* _Exercise description_
Extract the whole listing as it stands. Do not include the pictures.

══════

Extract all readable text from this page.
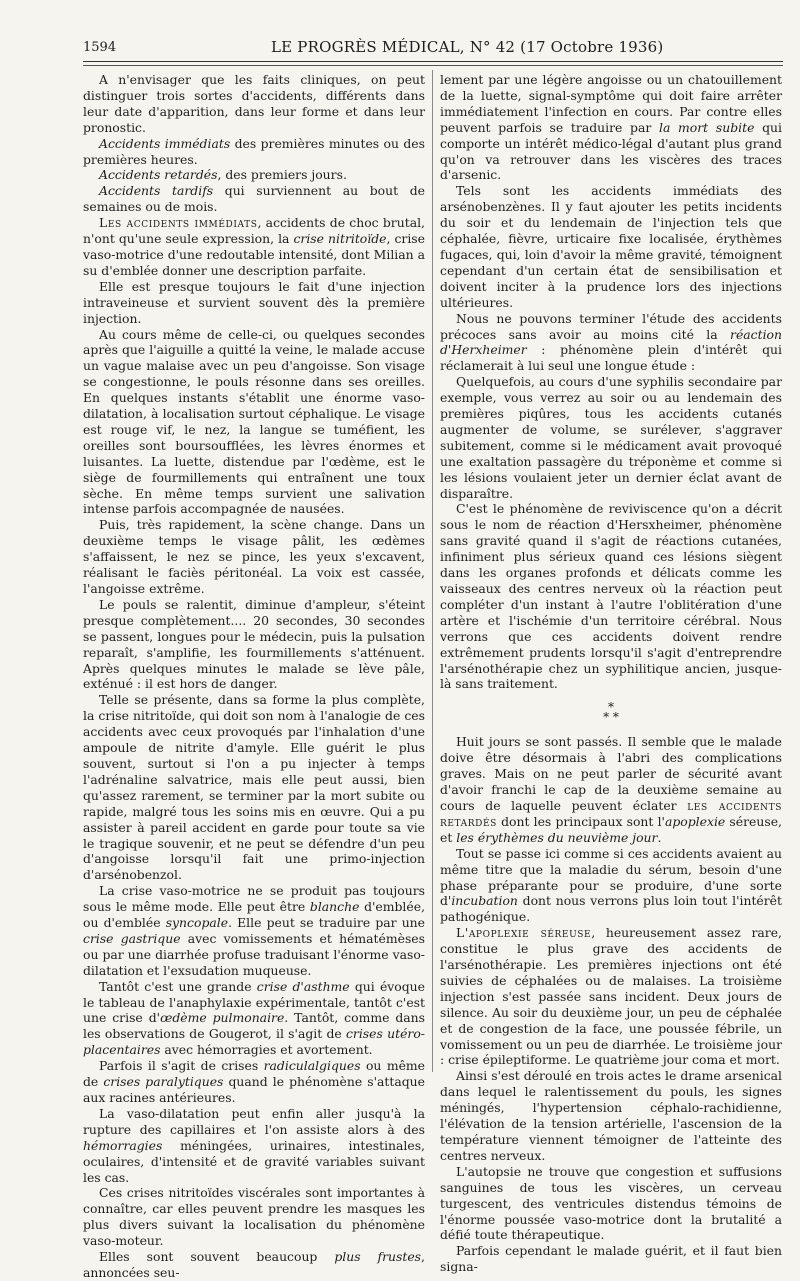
1594	LE PROGRÈS MÉDICAL, N° 42 (17 Octobre 1936)

A n'envisager que les faits cliniques, on peut distinguer trois sortes d'accidents, différents dans leur date d'apparition, dans leur forme et dans leur pronostic.

Accidents immédiats des premières minutes ou des premières heures.

Accidents retardés, des premiers jours.

Accidents tardifs qui surviennent au bout de semaines ou de mois.

Les accidents immédiats, accidents de choc brutal, n'ont qu'une seule expression, la crise nitritoïde, crise vaso-motrice d'une redoutable intensité, dont Milian a su d'emblée donner une description parfaite.

Elle est presque toujours le fait d'une injection intraveineuse et survient souvent dès la première injection.

Au cours même de celle-ci, ou quelques secondes après que l'aiguille a quitté la veine, le malade accuse un vague malaise avec un peu d'angoisse. Son visage se congestionne, le pouls résonne dans ses oreilles. En quelques instants s'établit une énorme vaso-dilatation, à localisation surtout céphalique. Le visage est rouge vif, le nez, la langue se tuméfient, les oreilles sont boursoufflées, les lèvres énormes et luisantes. La luette, distendue par l'œdème, est le siège de fourmillements qui entraînent une toux sèche. En même temps survient une salivation intense parfois accompagnée de nausées.

Puis, très rapidement, la scène change. Dans un deuxième temps le visage pâlit, les œdèmes s'affaissent, le nez se pince, les yeux s'excavent, réalisant le faciès péritonéal. La voix est cassée, l'angoisse extrême.

Le pouls se ralentit, diminue d'ampleur, s'éteint presque complètement.... 20 secondes, 30 secondes se passent, longues pour le médecin, puis la pulsation reparaît, s'amplifie, les fourmillements s'atténuent. Après quelques minutes le malade se lève pâle, exténué : il est hors de danger.

Telle se présente, dans sa forme la plus complète, la crise nitritoïde, qui doit son nom à l'analogie de ces accidents avec ceux provoqués par l'inhalation d'une ampoule de nitrite d'amyle. Elle guérit le plus souvent, surtout si l'on a pu injecter à temps l'adrénaline salvatrice, mais elle peut aussi, bien qu'assez rarement, se terminer par la mort subite ou rapide, malgré tous les soins mis en œuvre. Qui a pu assister à pareil accident en garde pour toute sa vie le tragique souvenir, et ne peut se défendre d'un peu d'angoisse lorsqu'il fait une primo-injection d'arsénobenzol.

La crise vaso-motrice ne se produit pas toujours sous le même mode. Elle peut être blanche d'emblée, ou d'emblée syncopale. Elle peut se traduire par une crise gastrique avec vomissements et hématémèses ou par une diarrhée profuse traduisant l'énorme vaso-dilatation et l'exsudation muqueuse.

Tantôt c'est une grande crise d'asthme qui évoque le tableau de l'anaphylaxie expérimentale, tantôt c'est une crise d'œdème pulmonaire. Tantôt, comme dans les observations de Gougerot, il s'agit de crises utéro-placentaires avec hémorragies et avortement.

Parfois il s'agit de crises radiculalgiques ou même de crises paralytiques quand le phénomène s'attaque aux racines antérieures.

La vaso-dilatation peut enfin aller jusqu'à la rupture des capillaires et l'on assiste alors à des hémorragies méningées, urinaires, intestinales, oculaires, d'intensité et de gravité variables suivant les cas.

Ces crises nitritoïdes viscérales sont importantes à connaître, car elles peuvent prendre les masques les plus divers suivant la localisation du phénomène vaso-moteur.

Elles sont souvent beaucoup plus frustes, annoncées seu-

lement par une légère angoisse ou un chatouillement de la luette, signal-symptôme qui doit faire arrêter immédiatement l'infection en cours. Par contre elles peuvent parfois se traduire par la mort subite qui comporte un intérêt médico-légal d'autant plus grand qu'on va retrouver dans les viscères des traces d'arsenic.

Tels sont les accidents immédiats des arsénobenzènes. Il y faut ajouter les petits incidents du soir et du lendemain de l'injection tels que céphalée, fièvre, urticaire fixe localisée, érythèmes fugaces, qui, loin d'avoir la même gravité, témoignent cependant d'un certain état de sensibilisation et doivent inciter à la prudence lors des injections ultérieures.

Nous ne pouvons terminer l'étude des accidents précoces sans avoir au moins cité la réaction d'Herxheimer : phénomène plein d'intérêt qui réclamerait à lui seul une longue étude :

Quelquefois, au cours d'une syphilis secondaire par exemple, vous verrez au soir ou au lendemain des premières piqûres, tous les accidents cutanés augmenter de volume, se surélever, s'aggraver subitement, comme si le médicament avait provoqué une exaltation passagère du tréponème et comme si les lésions voulaient jeter un dernier éclat avant de disparaître.

C'est le phénomène de reviviscence qu'on a décrit sous le nom de réaction d'Hersxheimer, phénomène sans gravité quand il s'agit de réactions cutanées, infiniment plus sérieux quand ces lésions siègent dans les organes profonds et délicats comme les vaisseaux des centres nerveux où la réaction peut compléter d'un instant à l'autre l'oblitération d'une artère et l'ischémie d'un territoire cérébral. Nous verrons que ces accidents doivent rendre extrêmement prudents lorsqu'il s'agit d'entreprendre l'arsénothérapie chez un syphilitique ancien, jusque-là sans traitement.

*
* *

Huit jours se sont passés. Il semble que le malade doive être désormais à l'abri des complications graves. Mais on ne peut parler de sécurité avant d'avoir franchi le cap de la deuxième semaine au cours de laquelle peuvent éclater les accidents retardés dont les principaux sont l'apoplexie séreuse, et les érythèmes du neuvième jour.

Tout se passe ici comme si ces accidents avaient au même titre que la maladie du sérum, besoin d'une phase préparante pour se produire, d'une sorte d'incubation dont nous verrons plus loin tout l'intérêt pathogénique.

L'apoplexie séreuse, heureusement assez rare, constitue le plus grave des accidents de l'arsénothérapie. Les premières injections ont été suivies de céphalées ou de malaises. La troisième injection s'est passée sans incident. Deux jours de silence. Au soir du deuxième jour, un peu de céphalée et de congestion de la face, une poussée fébrile, un vomissement ou un peu de diarrhée. Le troisième jour : crise épileptiforme. Le quatrième jour coma et mort.

Ainsi s'est déroulé en trois actes le drame arsenical dans lequel le ralentissement du pouls, les signes méningés, l'hypertension céphalo-rachidienne, l'élévation de la tension artérielle, l'ascension de la température viennent témoigner de l'atteinte des centres nerveux.

L'autopsie ne trouve que congestion et suffusions sanguines de tous les viscères, un cerveau turgescent, des ventricules distendus témoins de l'énorme poussée vaso-motrice dont la brutalité a défié toute thérapeutique.

Parfois cependant le malade guérit, et il faut bien signa-
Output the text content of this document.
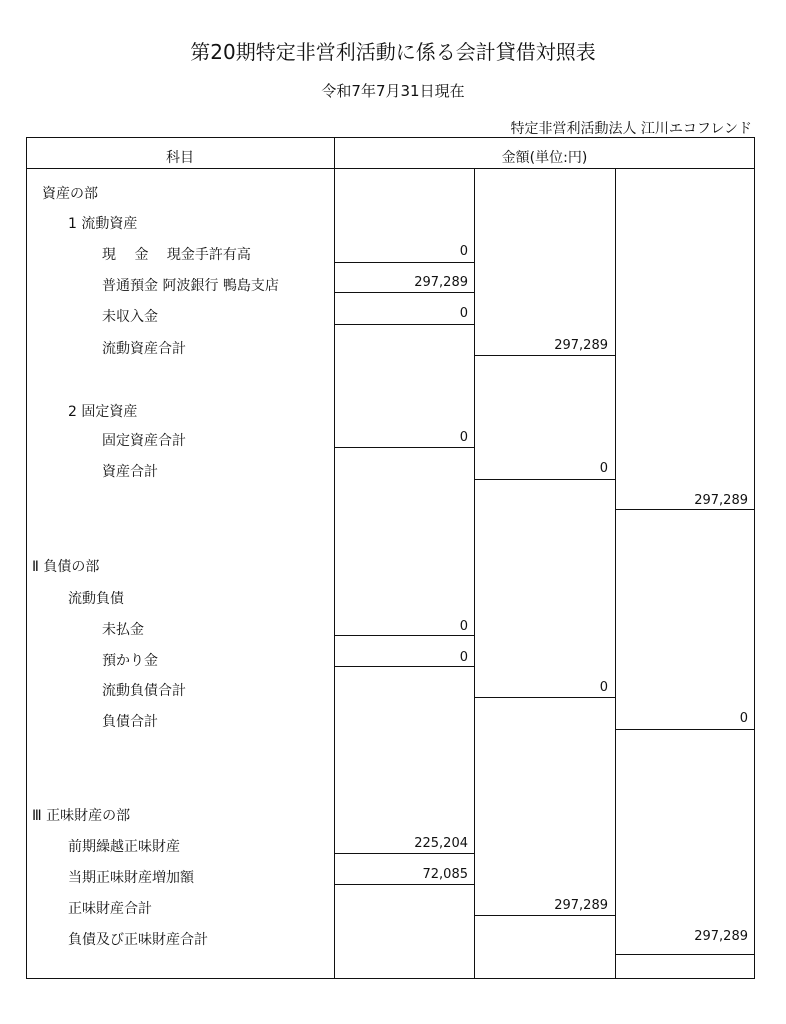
第20期特定非営利活動に係る会計貸借対照表
令和7年7月31日現在
特定非営利活動法人 江川エコフレンド
科目	金額(単位:円)
資産の部
1 流動資産
現　 金　 現金手許有高
普通預金 阿波銀行 鴨島支店
未収入金
流動資産合計
2 固定資産
固定資産合計
資産合計
Ⅱ 負債の部
流動負債
未払金
預かり金
流動負債合計
負債合計
Ⅲ 正味財産の部
前期繰越正味財産
当期正味財産増加額
正味財産合計
負債及び正味財産合計
0
297,289
0
0
0
0
225,204
72,085
297,289
0
0
297,289
297,289
0
297,289
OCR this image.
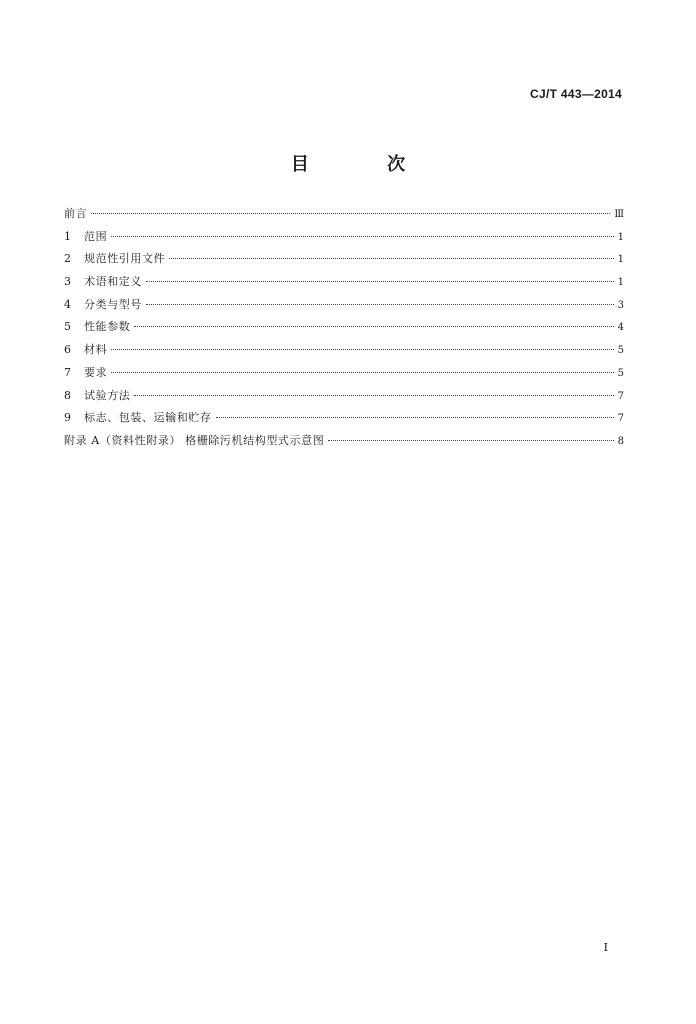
CJ/T 443—2014
目 次
前言	Ⅲ
1	范围	1
2	规范性引用文件	1
3	术语和定义	1
4	分类与型号	3
5	性能参数	4
6	材料	5
7	要求	5
8	试验方法	7
9	标志、包装、运输和贮存	7
附录 A（资料性附录） 格栅除污机结构型式示意图	8
I
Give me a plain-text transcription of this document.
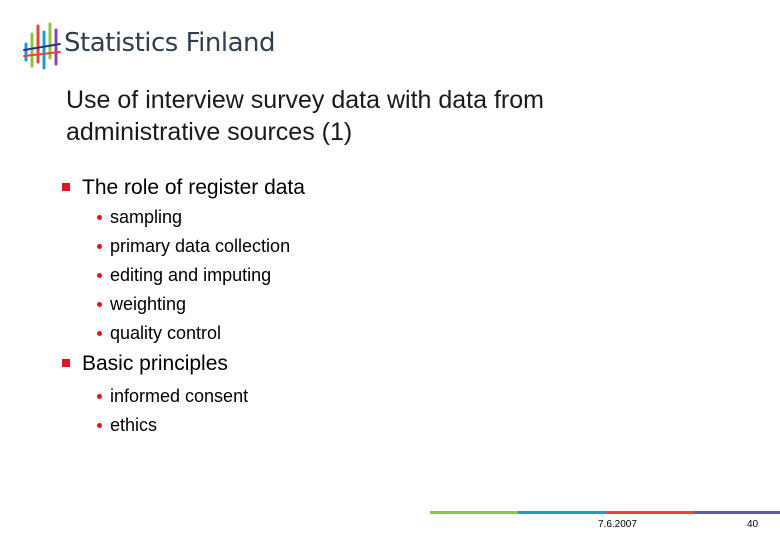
Statistics Finland
Use of interview survey data with data from
administrative sources (1)
The role of register data
sampling
primary data collection
editing and imputing
weighting
quality control
Basic principles
informed consent
ethics
7.6.2007	40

══════

* _Solution to the exercise_
Extract all readable text from this page.
1594	LE PROGRÈS MÉDICAL, N° 42 (17 Octobre 1936)

A n'envisager que les faits cliniques, on peut distinguer trois sortes d'accidents, différents dans leur date d'apparition, dans leur forme et dans leur pronostic.

Accidents immédiats des premières minutes ou des premières heures.

Accidents retardés, des premiers jours.

Accidents tardifs qui surviennent au bout de semaines ou de mois.

Les accidents immédiats, accidents de choc brutal, n'ont qu'une seule expression, la crise nitritoïde, crise vaso-motrice d'une redoutable intensité, dont Milian a su d'emblée donner une description parfaite.

Elle est presque toujours le fait d'une injection intraveineuse et survient souvent dès la première injection.

Au cours même de celle-ci, ou quelques secondes après que l'aiguille a quitté la veine, le malade accuse un vague malaise avec un peu d'angoisse. Son visage se congestionne, le pouls résonne dans ses oreilles. En quelques instants s'établit une énorme vaso-dilatation, à localisation surtout céphalique. Le visage est rouge vif, le nez, la langue se tuméfient, les oreilles sont boursoufflées, les lèvres énormes et luisantes. La luette, distendue par l'œdème, est le siège de fourmillements qui entraînent une toux sèche. En même temps survient une salivation intense parfois accompagnée de nausées.

Puis, très rapidement, la scène change. Dans un deuxième temps le visage pâlit, les œdèmes s'affaissent, le nez se pince, les yeux s'excavent, réalisant le faciès péritonéal. La voix est cassée, l'angoisse extrême.

Le pouls se ralentit, diminue d'ampleur, s'éteint presque complètement.... 20 secondes, 30 secondes se passent, longues pour le médecin, puis la pulsation reparaît, s'amplifie, les fourmillements s'atténuent. Après quelques minutes le malade se lève pâle, exténué : il est hors de danger.

Telle se présente, dans sa forme la plus complète, la crise nitritoïde, qui doit son nom à l'analogie de ces accidents avec ceux provoqués par l'inhalation d'une ampoule de nitrite d'amyle. Elle guérit le plus souvent, surtout si l'on a pu injecter à temps l'adrénaline salvatrice, mais elle peut aussi, bien qu'assez rarement, se terminer par la mort subite ou rapide, malgré tous les soins mis en œuvre. Qui a pu assister à pareil accident en garde pour toute sa vie le tragique souvenir, et ne peut se défendre d'un peu d'angoisse lorsqu'il fait une primo-injection d'arsénobenzol.

La crise vaso-motrice ne se produit pas toujours sous le même mode. Elle peut être blanche d'emblée, ou d'emblée syncopale. Elle peut se traduire par une crise gastrique avec vomissements et hématémèses ou par une diarrhée profuse traduisant l'énorme vaso-dilatation et l'exsudation muqueuse.

Tantôt c'est une grande crise d'asthme qui évoque le tableau de l'anaphylaxie expérimentale, tantôt c'est une crise d'œdème pulmonaire. Tantôt, comme dans les observations de Gougerot, il s'agit de crises utéro-placentaires avec hémorragies et avortement.

Parfois il s'agit de crises radiculalgiques ou même de crises paralytiques quand le phénomène s'attaque aux racines antérieures.

La vaso-dilatation peut enfin aller jusqu'à la rupture des capillaires et l'on assiste alors à des hémorragies méningées, urinaires, intestinales, oculaires, d'intensité et de gravité variables suivant les cas.

Ces crises nitritoïdes viscérales sont importantes à connaître, car elles peuvent prendre les masques les plus divers suivant la localisation du phénomène vaso-moteur.

Elles sont souvent beaucoup plus frustes, annoncées seu-

lement par une légère angoisse ou un chatouillement de la luette, signal-symptôme qui doit faire arrêter immédiatement l'infection en cours. Par contre elles peuvent parfois se traduire par la mort subite qui comporte un intérêt médico-légal d'autant plus grand qu'on va retrouver dans les viscères des traces d'arsenic.

Tels sont les accidents immédiats des arsénobenzènes. Il y faut ajouter les petits incidents du soir et du lendemain de l'injection tels que céphalée, fièvre, urticaire fixe localisée, érythèmes fugaces, qui, loin d'avoir la même gravité, témoignent cependant d'un certain état de sensibilisation et doivent inciter à la prudence lors des injections ultérieures.

Nous ne pouvons terminer l'étude des accidents précoces sans avoir au moins cité la réaction d'Herxheimer : phénomène plein d'intérêt qui réclamerait à lui seul une longue étude :

Quelquefois, au cours d'une syphilis secondaire par exemple, vous verrez au soir ou au lendemain des premières piqûres, tous les accidents cutanés augmenter de volume, se surélever, s'aggraver subitement, comme si le médicament avait provoqué une exaltation passagère du tréponème et comme si les lésions voulaient jeter un dernier éclat avant de disparaître.

C'est le phénomène de reviviscence qu'on a décrit sous le nom de réaction d'Hersxheimer, phénomène sans gravité quand il s'agit de réactions cutanées, infiniment plus sérieux quand ces lésions siègent dans les organes profonds et délicats comme les vaisseaux des centres nerveux où la réaction peut compléter d'un instant à l'autre l'oblitération d'une artère et l'ischémie d'un territoire cérébral. Nous verrons que ces accidents doivent rendre extrêmement prudents lorsqu'il s'agit d'entreprendre l'arsénothérapie chez un syphilitique ancien, jusque-là sans traitement.

*
* *

Huit jours se sont passés. Il semble que le malade doive être désormais à l'abri des complications graves. Mais on ne peut parler de sécurité avant d'avoir franchi le cap de la deuxième semaine au cours de laquelle peuvent éclater les accidents retardés dont les principaux sont l'apoplexie séreuse, et les érythèmes du neuvième jour.

Tout se passe ici comme si ces accidents avaient au même titre que la maladie du sérum, besoin d'une phase préparante pour se produire, d'une sorte d'incubation dont nous verrons plus loin tout l'intérêt pathogénique.

L'apoplexie séreuse, heureusement assez rare, constitue le plus grave des accidents de l'arsénothérapie. Les premières injections ont été suivies de céphalées ou de malaises. La troisième injection s'est passée sans incident. Deux jours de silence. Au soir du deuxième jour, un peu de céphalée et de congestion de la face, une poussée fébrile, un vomissement ou un peu de diarrhée. Le troisième jour : crise épileptiforme. Le quatrième jour coma et mort.

Ainsi s'est déroulé en trois actes le drame arsenical dans lequel le ralentissement du pouls, les signes méningés, l'hypertension céphalo-rachidienne, l'élévation de la tension artérielle, l'ascension de la température viennent témoigner de l'atteinte des centres nerveux.

L'autopsie ne trouve que congestion et suffusions sanguines de tous les viscères, un cerveau turgescent, des ventricules distendus témoins de l'énorme poussée vaso-motrice dont la brutalité a défié toute thérapeutique.

Parfois cependant le malade guérit, et il faut bien signa-
Output the text content of this document.
第20期特定非営利活動に係る会計貸借対照表
令和7年7月31日現在
特定非営利活動法人 江川エコフレンド
科目	金額(単位:円)
資産の部
1 流動資産
現　 金　 現金手許有高
普通預金 阿波銀行 鴨島支店
未収入金
流動資産合計
2 固定資産
固定資産合計
資産合計
Ⅱ 負債の部
流動負債
未払金
預かり金
流動負債合計
負債合計
Ⅲ 正味財産の部
前期繰越正味財産
当期正味財産増加額
正味財産合計
負債及び正味財産合計
0
297,289
0
0
0
0
225,204
72,085
297,289
0
0
297,289
297,289
0
297,289
OCR this image.
CJ/T 443—2014
目 次
前言	Ⅲ
1	范围	1
2	规范性引用文件	1
3	术语和定义	1
4	分类与型号	3
5	性能参数	4
6	材料	5
7	要求	5
8	试验方法	7
9	标志、包装、运输和贮存	7
附录 A（资料性附录） 格栅除污机结构型式示意图	8
I
Give me a plain-text transcription of this document.
Statistics Finland
Use of interview survey data with data from
administrative sources (1)
The role of register data
sampling
primary data collection
editing and imputing
weighting
quality control
Basic principles
informed consent
ethics
7.6.2007	40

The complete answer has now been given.